Exercise aim:
Exclude the pictures; give every entry again exactly as written.

Data provided:
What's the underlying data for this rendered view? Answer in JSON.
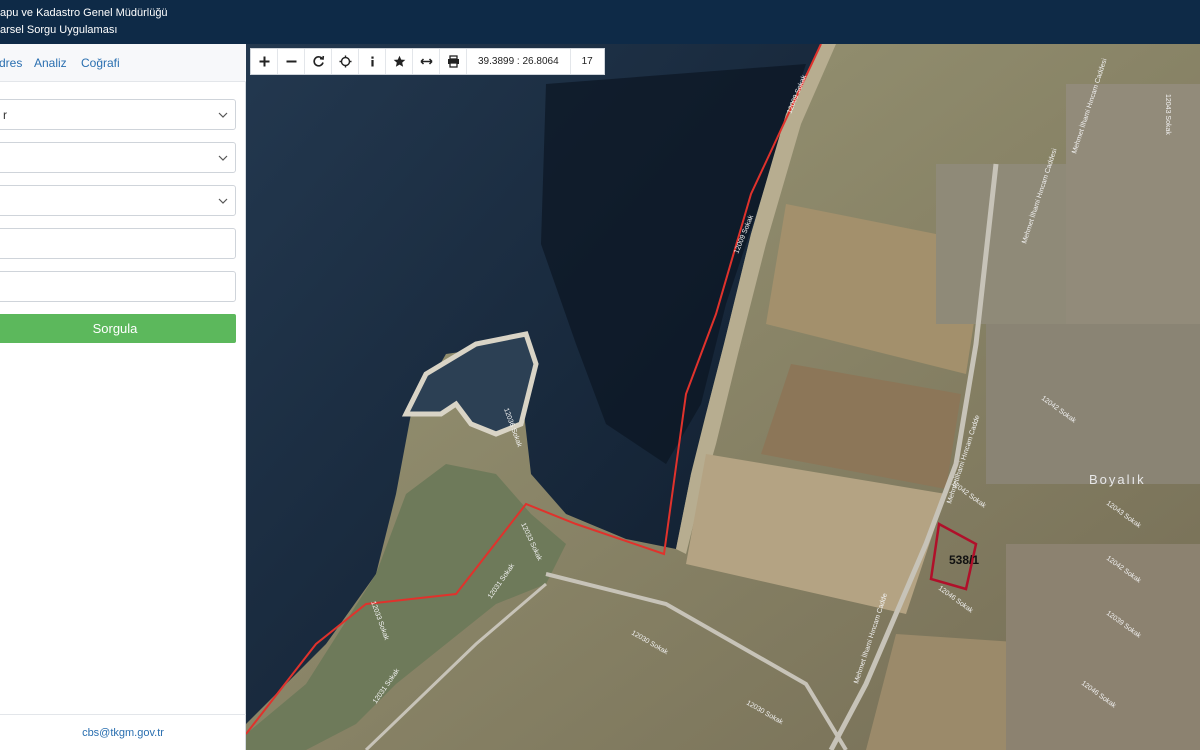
{
  "header": {
    "title_line1": "apu ve Kadastro Genel Müdürlüğü",
    "title_line2": "arsel Sorgu Uygulaması"
  },
  "sidebar": {
    "tabs": [
      {
        "label": "dres"
      },
      {
        "label": "Analiz"
      },
      {
        "label": "Coğrafi"
      }
    ],
    "fields": [
      {
        "value": "r",
        "kind": "select"
      },
      {
        "value": "",
        "kind": "select"
      },
      {
        "value": "",
        "kind": "select"
      },
      {
        "value": "",
        "kind": "input"
      },
      {
        "value": "",
        "kind": "input"
      }
    ],
    "query_button": "Sorgula",
    "footer_email": "cbs@tkgm.gov.tr"
  },
  "toolbar": {
    "coordinates": "39.3899 : 26.8064",
    "zoom_level": "17",
    "icons": [
      "zoom-in-icon",
      "zoom-out-icon",
      "refresh-icon",
      "locate-icon",
      "info-icon",
      "favorite-icon",
      "measure-icon",
      "print-icon"
    ]
  },
  "map": {
    "parcel_label": "538/1",
    "place_label": "Boyalık",
    "street_labels": [
      "12009 Sokak",
      "12009 Sokak",
      "12043 Sokak",
      "12042 Sokak",
      "12043 Sokak",
      "12042 Sokak",
      "12042 Sokak",
      "12046 Sokak",
      "12039 Sokak",
      "12046 Sokak",
      "12030 Sokak",
      "12030 Sokak",
      "12031 Sokak",
      "12031 Sokak",
      "12033 Sokak",
      "12033 Sokak",
      "12036 Sokak",
      "Mehmet İlhami Hıncam Caddesi",
      "Mehmet İlhami Hıncam Caddesi",
      "Mehmetİlhami Hıncam Cadde",
      "Mehmet İlhami Hıncam Cadde"
    ],
    "colors": {
      "sea": "#14263a",
      "land": "#8a8a6c",
      "boundary": "#e0322c",
      "parcel": "#b0102a"
    }
  }
}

Worked solution:
What's the underlying data for this rendered view? Answer in JSON.
{
  "header": {
    "title_line1": "apu ve Kadastro Genel Müdürlüğü",
    "title_line2": "arsel Sorgu Uygulaması"
  },
  "sidebar": {
    "tabs": [
      {
        "label": "dres"
      },
      {
        "label": "Analiz"
      },
      {
        "label": "Coğrafi"
      }
    ],
    "fields": [
      {
        "value": "r",
        "kind": "select"
      },
      {
        "value": "",
        "kind": "select"
      },
      {
        "value": "",
        "kind": "select"
      },
      {
        "value": "",
        "kind": "input"
      },
      {
        "value": "",
        "kind": "input"
      }
    ],
    "query_button": "Sorgula",
    "footer_email": "cbs@tkgm.gov.tr"
  },
  "toolbar": {
    "coordinates": "39.3899 : 26.8064",
    "zoom_level": "17",
    "icons": [
      "zoom-in-icon",
      "zoom-out-icon",
      "refresh-icon",
      "locate-icon",
      "info-icon",
      "favorite-icon",
      "measure-icon",
      "print-icon"
    ]
  },
  "map": {
    "parcel_label": "538/1",
    "place_label": "Boyalık",
    "street_labels": [
      "12009 Sokak",
      "12009 Sokak",
      "12043 Sokak",
      "12042 Sokak",
      "12043 Sokak",
      "12042 Sokak",
      "12042 Sokak",
      "12046 Sokak",
      "12039 Sokak",
      "12046 Sokak",
      "12030 Sokak",
      "12030 Sokak",
      "12031 Sokak",
      "12031 Sokak",
      "12033 Sokak",
      "12033 Sokak",
      "12036 Sokak",
      "Mehmet İlhami Hıncam Caddesi",
      "Mehmet İlhami Hıncam Caddesi",
      "Mehmetİlhami Hıncam Cadde",
      "Mehmet İlhami Hıncam Cadde"
    ],
    "colors": {
      "sea": "#14263a",
      "land": "#8a8a6c",
      "boundary": "#e0322c",
      "parcel": "#b0102a"
    }
  }
}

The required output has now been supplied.